### [Short exercise]
Your job is to restate each entry word for word.

### [Entries provided]
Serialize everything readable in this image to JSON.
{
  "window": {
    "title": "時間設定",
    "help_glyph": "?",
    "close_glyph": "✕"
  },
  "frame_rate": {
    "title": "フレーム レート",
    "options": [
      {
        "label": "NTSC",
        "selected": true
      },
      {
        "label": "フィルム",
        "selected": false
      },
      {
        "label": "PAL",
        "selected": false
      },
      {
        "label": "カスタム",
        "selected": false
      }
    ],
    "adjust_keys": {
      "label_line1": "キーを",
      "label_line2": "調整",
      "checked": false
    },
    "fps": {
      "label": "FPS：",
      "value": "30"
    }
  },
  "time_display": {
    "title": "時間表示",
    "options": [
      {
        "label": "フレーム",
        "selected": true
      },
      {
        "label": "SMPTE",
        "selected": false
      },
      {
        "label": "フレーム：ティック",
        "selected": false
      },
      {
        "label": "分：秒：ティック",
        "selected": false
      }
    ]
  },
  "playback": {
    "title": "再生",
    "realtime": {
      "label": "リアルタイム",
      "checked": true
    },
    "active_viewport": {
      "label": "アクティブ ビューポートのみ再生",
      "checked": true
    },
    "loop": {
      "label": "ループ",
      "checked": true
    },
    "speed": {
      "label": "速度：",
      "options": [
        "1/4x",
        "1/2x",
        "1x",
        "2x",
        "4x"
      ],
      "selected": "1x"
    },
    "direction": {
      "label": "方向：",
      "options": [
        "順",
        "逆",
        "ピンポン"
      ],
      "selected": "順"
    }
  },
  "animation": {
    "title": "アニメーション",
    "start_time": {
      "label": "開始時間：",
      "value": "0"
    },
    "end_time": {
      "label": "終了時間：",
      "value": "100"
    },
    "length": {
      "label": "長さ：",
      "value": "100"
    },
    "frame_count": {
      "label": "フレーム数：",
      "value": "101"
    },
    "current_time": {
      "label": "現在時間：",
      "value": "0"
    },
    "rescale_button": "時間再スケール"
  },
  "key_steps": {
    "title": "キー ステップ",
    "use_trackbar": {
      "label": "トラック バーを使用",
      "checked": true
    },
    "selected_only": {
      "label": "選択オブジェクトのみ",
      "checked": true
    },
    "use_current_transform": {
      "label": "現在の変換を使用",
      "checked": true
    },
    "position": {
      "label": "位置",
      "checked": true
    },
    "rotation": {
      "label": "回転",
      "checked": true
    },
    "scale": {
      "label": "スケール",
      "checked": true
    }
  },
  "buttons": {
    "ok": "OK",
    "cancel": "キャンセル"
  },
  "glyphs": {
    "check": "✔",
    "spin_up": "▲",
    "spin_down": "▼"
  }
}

### [Output for this task]
Serialize everything readable in this image to JSON.
{
  "window": {
    "title": "時間設定",
    "help_glyph": "?",
    "close_glyph": "✕"
  },
  "frame_rate": {
    "title": "フレーム レート",
    "options": [
      {
        "label": "NTSC",
        "selected": true
      },
      {
        "label": "フィルム",
        "selected": false
      },
      {
        "label": "PAL",
        "selected": false
      },
      {
        "label": "カスタム",
        "selected": false
      }
    ],
    "adjust_keys": {
      "label_line1": "キーを",
      "label_line2": "調整",
      "checked": false
    },
    "fps": {
      "label": "FPS：",
      "value": "30"
    }
  },
  "time_display": {
    "title": "時間表示",
    "options": [
      {
        "label": "フレーム",
        "selected": true
      },
      {
        "label": "SMPTE",
        "selected": false
      },
      {
        "label": "フレーム：ティック",
        "selected": false
      },
      {
        "label": "分：秒：ティック",
        "selected": false
      }
    ]
  },
  "playback": {
    "title": "再生",
    "realtime": {
      "label": "リアルタイム",
      "checked": true
    },
    "active_viewport": {
      "label": "アクティブ ビューポートのみ再生",
      "checked": true
    },
    "loop": {
      "label": "ループ",
      "checked": true
    },
    "speed": {
      "label": "速度：",
      "options": [
        "1/4x",
        "1/2x",
        "1x",
        "2x",
        "4x"
      ],
      "selected": "1x"
    },
    "direction": {
      "label": "方向：",
      "options": [
        "順",
        "逆",
        "ピンポン"
      ],
      "selected": "順"
    }
  },
  "animation": {
    "title": "アニメーション",
    "start_time": {
      "label": "開始時間：",
      "value": "0"
    },
    "end_time": {
      "label": "終了時間：",
      "value": "100"
    },
    "length": {
      "label": "長さ：",
      "value": "100"
    },
    "frame_count": {
      "label": "フレーム数：",
      "value": "101"
    },
    "current_time": {
      "label": "現在時間：",
      "value": "0"
    },
    "rescale_button": "時間再スケール"
  },
  "key_steps": {
    "title": "キー ステップ",
    "use_trackbar": {
      "label": "トラック バーを使用",
      "checked": true
    },
    "selected_only": {
      "label": "選択オブジェクトのみ",
      "checked": true
    },
    "use_current_transform": {
      "label": "現在の変換を使用",
      "checked": true
    },
    "position": {
      "label": "位置",
      "checked": true
    },
    "rotation": {
      "label": "回転",
      "checked": true
    },
    "scale": {
      "label": "スケール",
      "checked": true
    }
  },
  "buttons": {
    "ok": "OK",
    "cancel": "キャンセル"
  },
  "glyphs": {
    "check": "✔",
    "spin_up": "▲",
    "spin_down": "▼"
  }
}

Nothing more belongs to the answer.